▶ [JOB A]
Return every line of the records, from the first one down to the line containing "table-icon [86, 145, 99, 158]", as a JSON list of strings with one string per line and blank lines omitted.

▶ [PAGE TEXT]
In Heads of State, Idris Elba (left) and John Cena are cast to their strengths, but the script falls short of their talents.Chiabella James/Prime/Supplied
Heads of State
Directed by Ilya Naishuller
Written by Josh Applebaum, Andre Nemec and Harrison Query
Starring Idris Elba, John Cena and Priyanka Chopra Jonas
Classification N/A; 113 minutes
Streaming on Prime Video starting July 2
Even though the new action-comedy Heads of State is yet another direct-to-streaming wash-out, you cannot wholly blame the algorithmic-like thinking that went into the Prime Video production.
The last time its stars, Idris Elba and John Cena, were paired together on-screen, the result was the wonderfully vulgar superhero romp The Suicide Squad. The last time that Russian director Ilya Naishuller was given gobs of money, he made the similarly entertaining Nobody, which paved an entirely new career path for star Bob Odenkirk. And the last time such supporting players as Jack Quaid, Paddy Considine, Carla Gugino and Stephen Root appeared just about anywhere, most everyone walked away happy.

▶ [JOB B]
Print the whole film review above, word for word and unchanged.

▶ [MATERIAL PROVIDED]
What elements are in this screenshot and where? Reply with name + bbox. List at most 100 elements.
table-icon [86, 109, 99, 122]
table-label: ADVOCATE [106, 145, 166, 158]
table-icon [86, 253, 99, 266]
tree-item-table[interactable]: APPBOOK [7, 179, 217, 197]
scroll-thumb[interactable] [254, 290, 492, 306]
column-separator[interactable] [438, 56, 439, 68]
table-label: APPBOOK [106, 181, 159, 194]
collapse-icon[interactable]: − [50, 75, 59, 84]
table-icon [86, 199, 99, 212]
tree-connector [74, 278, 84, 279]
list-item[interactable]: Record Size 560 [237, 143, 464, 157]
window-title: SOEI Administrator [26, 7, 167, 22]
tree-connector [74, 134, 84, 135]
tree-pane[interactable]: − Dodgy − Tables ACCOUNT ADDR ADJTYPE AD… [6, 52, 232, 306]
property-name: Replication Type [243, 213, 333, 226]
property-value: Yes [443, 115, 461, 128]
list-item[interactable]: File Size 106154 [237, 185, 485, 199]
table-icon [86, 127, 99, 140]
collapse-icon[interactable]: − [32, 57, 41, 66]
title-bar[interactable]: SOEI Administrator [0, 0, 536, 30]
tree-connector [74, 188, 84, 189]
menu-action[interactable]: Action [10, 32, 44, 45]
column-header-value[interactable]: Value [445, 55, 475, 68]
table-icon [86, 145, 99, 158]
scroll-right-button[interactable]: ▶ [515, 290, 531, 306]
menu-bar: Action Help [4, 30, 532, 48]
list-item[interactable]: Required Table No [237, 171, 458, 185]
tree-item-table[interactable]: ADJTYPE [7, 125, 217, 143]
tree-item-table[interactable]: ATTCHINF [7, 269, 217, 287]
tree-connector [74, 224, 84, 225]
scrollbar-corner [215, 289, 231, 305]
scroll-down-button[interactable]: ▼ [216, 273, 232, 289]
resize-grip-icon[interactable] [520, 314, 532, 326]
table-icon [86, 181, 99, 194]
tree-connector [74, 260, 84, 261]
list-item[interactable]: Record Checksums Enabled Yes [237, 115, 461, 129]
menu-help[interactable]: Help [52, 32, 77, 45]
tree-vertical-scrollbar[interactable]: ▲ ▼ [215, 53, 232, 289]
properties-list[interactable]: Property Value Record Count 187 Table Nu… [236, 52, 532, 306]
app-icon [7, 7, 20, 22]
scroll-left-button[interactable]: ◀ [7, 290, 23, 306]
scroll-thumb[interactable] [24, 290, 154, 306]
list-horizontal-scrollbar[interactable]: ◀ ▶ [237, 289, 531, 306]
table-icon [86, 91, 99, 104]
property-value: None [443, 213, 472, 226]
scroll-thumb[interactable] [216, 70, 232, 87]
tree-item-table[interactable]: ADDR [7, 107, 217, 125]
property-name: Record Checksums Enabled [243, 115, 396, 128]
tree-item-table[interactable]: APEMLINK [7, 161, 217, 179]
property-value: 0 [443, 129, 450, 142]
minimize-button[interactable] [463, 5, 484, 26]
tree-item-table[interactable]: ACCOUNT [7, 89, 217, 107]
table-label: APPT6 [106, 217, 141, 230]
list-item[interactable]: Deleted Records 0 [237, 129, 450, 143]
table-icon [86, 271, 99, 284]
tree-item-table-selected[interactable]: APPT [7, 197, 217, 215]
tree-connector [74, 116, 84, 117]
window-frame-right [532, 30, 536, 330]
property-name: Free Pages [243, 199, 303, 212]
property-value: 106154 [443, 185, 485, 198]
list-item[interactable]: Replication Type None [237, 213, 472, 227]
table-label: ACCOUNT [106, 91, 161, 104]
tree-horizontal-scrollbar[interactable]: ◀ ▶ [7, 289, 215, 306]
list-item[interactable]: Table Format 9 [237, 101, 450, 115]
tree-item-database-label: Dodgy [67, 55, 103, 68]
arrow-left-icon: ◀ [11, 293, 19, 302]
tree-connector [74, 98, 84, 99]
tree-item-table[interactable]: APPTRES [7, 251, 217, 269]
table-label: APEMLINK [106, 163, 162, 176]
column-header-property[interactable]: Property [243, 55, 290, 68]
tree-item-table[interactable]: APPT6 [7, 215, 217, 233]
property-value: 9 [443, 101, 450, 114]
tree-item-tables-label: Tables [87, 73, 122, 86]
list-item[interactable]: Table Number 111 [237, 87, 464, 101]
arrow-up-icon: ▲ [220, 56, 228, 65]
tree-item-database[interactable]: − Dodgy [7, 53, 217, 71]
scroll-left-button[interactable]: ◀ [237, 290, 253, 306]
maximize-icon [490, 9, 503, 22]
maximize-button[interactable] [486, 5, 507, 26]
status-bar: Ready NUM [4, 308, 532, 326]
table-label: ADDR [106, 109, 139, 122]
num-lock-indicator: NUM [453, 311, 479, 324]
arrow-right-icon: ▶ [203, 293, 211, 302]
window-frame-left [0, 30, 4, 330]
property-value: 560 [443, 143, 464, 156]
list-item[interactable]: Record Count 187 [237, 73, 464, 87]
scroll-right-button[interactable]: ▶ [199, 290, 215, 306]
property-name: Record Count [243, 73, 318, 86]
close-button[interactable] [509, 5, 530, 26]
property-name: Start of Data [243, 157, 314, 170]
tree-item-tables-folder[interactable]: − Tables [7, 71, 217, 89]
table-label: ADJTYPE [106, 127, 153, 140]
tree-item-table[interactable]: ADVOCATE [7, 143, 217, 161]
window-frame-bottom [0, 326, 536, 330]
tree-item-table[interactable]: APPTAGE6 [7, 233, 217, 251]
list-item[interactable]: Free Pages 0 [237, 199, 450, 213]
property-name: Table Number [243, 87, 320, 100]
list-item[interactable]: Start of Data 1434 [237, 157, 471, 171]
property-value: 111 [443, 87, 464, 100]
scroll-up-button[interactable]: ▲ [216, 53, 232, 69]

▶ [CORRECT RESPONSE A]
[
  "What elements are in this screenshot and where? Reply with name + bbox. List at most 100 elements.",
  "table-icon [86, 109, 99, 122]",
  "table-label: ADVOCATE [106, 145, 166, 158]",
  "table-icon [86, 253, 99, 266]",
  "tree-item-table[interactable]: APPBOOK [7, 179, 217, 197]",
  "scroll-thumb[interactable] [254, 290, 492, 306]",
  "column-separator[interactable] [438, 56, 439, 68]",
  "table-label: APPBOOK [106, 181, 159, 194]",
  "collapse-icon[interactable]: − [50, 75, 59, 84]",
  "table-icon [86, 199, 99, 212]",
  "tree-connector [74, 278, 84, 279]",
  "list-item[interactable]: Record Size 560 [237, 143, 464, 157]",
  "window-title: SOEI Administrator [26, 7, 167, 22]",
  "tree-connector [74, 134, 84, 135]",
  "tree-pane[interactable]: − Dodgy − Tables ACCOUNT ADDR ADJTYPE AD… [6, 52, 232, 306]",
  "property-name: Replication Type [243, 213, 333, 226]",
  "property-value: Yes [443, 115, 461, 128]",
  "list-item[interactable]: File Size 106154 [237, 185, 485, 199]",
  "table-icon [86, 127, 99, 140]",
  "collapse-icon[interactable]: − [32, 57, 41, 66]",
  "title-bar[interactable]: SOEI Administrator [0, 0, 536, 30]",
  "tree-connector [74, 188, 84, 189]",
  "menu-action[interactable]: Action [10, 32, 44, 45]",
  "column-header-value[interactable]: Value [445, 55, 475, 68]",
  "table-icon [86, 145, 99, 158]"
]

▶ [CORRECT RESPONSE B]
In Heads of State, Idris Elba (left) and John Cena are cast to their strengths, but the script falls short of their talents.Chiabella James/Prime/Supplied
Heads of State
Directed by Ilya Naishuller
Written by Josh Applebaum, Andre Nemec and Harrison Query
Starring Idris Elba, John Cena and Priyanka Chopra Jonas
Classification N/A; 113 minutes
Streaming on Prime Video starting July 2
Even though the new action-comedy Heads of State is yet another direct-to-streaming wash-out, you cannot wholly blame the algorithmic-like thinking that went into the Prime Video production.
The last time its stars, Idris Elba and John Cena, were paired together on-screen, the result was the wonderfully vulgar superhero romp The Suicide Squad. The last time that Russian director Ilya Naishuller was given gobs of money, he made the similarly entertaining Nobody, which paved an entirely new career path for star Bob Odenkirk. And the last time such supporting players as Jack Quaid, Paddy Considine, Carla Gugino and Stephen Root appeared just about anywhere, most everyone walked away happy.